[Stored data entries]
········
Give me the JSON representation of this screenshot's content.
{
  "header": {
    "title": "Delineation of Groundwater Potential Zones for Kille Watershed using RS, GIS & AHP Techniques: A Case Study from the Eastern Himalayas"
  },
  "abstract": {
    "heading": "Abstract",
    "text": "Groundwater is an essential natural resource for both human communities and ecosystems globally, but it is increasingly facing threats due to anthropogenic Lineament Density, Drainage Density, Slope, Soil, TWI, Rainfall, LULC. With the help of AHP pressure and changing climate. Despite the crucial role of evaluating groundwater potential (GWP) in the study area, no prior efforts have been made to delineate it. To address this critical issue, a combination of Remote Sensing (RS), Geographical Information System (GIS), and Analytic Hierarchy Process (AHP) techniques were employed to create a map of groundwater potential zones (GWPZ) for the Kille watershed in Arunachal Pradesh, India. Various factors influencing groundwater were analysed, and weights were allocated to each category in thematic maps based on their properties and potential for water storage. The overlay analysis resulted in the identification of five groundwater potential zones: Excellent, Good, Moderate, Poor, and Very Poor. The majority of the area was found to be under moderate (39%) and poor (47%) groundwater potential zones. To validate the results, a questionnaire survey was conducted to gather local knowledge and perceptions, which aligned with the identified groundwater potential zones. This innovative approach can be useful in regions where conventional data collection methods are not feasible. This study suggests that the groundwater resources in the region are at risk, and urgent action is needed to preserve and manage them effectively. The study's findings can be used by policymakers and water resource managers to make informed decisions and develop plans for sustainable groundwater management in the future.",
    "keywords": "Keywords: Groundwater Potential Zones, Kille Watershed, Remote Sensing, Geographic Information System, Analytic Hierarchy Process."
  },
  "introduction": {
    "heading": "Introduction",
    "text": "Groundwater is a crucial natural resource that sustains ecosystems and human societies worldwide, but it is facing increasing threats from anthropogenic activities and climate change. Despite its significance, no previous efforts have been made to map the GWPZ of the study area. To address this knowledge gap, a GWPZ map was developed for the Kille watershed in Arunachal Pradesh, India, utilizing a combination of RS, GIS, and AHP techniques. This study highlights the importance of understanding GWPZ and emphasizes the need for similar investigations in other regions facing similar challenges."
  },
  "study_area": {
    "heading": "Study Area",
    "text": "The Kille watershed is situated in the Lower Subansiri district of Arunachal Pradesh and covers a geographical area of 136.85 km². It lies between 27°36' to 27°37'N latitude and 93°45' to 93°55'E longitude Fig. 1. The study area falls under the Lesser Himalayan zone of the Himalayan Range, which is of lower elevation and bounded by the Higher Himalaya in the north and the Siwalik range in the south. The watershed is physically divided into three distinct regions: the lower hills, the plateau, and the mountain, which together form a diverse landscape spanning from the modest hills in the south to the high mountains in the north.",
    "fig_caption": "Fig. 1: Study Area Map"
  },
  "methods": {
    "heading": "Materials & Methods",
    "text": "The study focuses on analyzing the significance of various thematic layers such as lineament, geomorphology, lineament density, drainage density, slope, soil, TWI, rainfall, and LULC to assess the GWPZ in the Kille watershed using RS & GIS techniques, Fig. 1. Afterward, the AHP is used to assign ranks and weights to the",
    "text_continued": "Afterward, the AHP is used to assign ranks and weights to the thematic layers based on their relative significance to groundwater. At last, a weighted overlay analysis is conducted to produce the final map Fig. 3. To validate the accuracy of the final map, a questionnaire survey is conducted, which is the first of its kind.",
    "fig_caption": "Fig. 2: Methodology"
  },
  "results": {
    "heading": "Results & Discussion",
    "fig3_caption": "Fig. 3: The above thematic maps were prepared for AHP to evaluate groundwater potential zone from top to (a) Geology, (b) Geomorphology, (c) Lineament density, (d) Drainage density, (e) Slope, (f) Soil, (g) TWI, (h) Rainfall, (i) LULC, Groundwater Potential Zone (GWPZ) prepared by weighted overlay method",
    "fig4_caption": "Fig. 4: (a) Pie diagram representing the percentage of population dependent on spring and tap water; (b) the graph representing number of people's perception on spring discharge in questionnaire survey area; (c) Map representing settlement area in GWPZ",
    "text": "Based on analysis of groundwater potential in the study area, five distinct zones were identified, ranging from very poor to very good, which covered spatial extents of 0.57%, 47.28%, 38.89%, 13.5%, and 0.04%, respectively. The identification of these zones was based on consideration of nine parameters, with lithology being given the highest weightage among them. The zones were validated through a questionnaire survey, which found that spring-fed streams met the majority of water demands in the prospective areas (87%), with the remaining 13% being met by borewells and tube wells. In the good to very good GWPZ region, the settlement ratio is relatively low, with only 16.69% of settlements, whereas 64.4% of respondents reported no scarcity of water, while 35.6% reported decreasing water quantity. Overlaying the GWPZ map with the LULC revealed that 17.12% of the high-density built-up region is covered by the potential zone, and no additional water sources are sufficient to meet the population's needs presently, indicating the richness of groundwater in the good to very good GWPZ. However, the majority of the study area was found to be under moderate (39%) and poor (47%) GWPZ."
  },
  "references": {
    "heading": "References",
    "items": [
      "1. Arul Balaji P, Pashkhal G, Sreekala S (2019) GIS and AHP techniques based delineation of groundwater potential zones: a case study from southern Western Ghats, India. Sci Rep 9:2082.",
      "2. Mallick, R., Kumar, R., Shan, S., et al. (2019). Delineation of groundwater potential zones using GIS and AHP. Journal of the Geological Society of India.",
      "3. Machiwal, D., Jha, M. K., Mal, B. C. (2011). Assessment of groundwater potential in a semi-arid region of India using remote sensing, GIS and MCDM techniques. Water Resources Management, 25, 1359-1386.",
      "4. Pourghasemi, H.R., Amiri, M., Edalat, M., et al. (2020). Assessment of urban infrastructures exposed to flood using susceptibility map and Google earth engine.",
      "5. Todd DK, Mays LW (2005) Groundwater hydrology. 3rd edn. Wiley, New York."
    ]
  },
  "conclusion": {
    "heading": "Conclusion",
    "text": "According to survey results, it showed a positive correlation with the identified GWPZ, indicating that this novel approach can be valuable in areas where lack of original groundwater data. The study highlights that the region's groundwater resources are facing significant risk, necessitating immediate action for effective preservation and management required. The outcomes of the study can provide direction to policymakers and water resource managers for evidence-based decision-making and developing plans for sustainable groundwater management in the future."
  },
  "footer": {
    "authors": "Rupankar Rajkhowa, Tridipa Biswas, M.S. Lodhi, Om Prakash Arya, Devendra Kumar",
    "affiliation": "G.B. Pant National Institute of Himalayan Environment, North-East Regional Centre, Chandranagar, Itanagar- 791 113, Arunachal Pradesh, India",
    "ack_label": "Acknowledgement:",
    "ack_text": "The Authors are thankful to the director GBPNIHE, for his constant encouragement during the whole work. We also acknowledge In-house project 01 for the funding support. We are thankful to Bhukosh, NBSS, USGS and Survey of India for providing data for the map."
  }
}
········
Show all lines in the entries above where the word "weighted" appears.

* [Answer for the task]
    "text_continued": "Afterward, the AHP is used to assign ranks and weights to the thematic layers based on their relative significance to groundwater. At last, a weighted overlay analysis is conducted to produce the final map Fig. 3. To validate the accuracy of the final map, a questionnaire survey is conducted, which is the first of its kind.",
    "fig3_caption": "Fig. 3: The above thematic maps were prepared for AHP to evaluate groundwater potential zone from top to (a) Geology, (b) Geomorphology, (c) Lineament density, (d) Drainage density, (e) Slope, (f) Soil, (g) TWI, (h) Rainfall, (i) LULC, Groundwater Potential Zone (GWPZ) prepared by weighted overlay method",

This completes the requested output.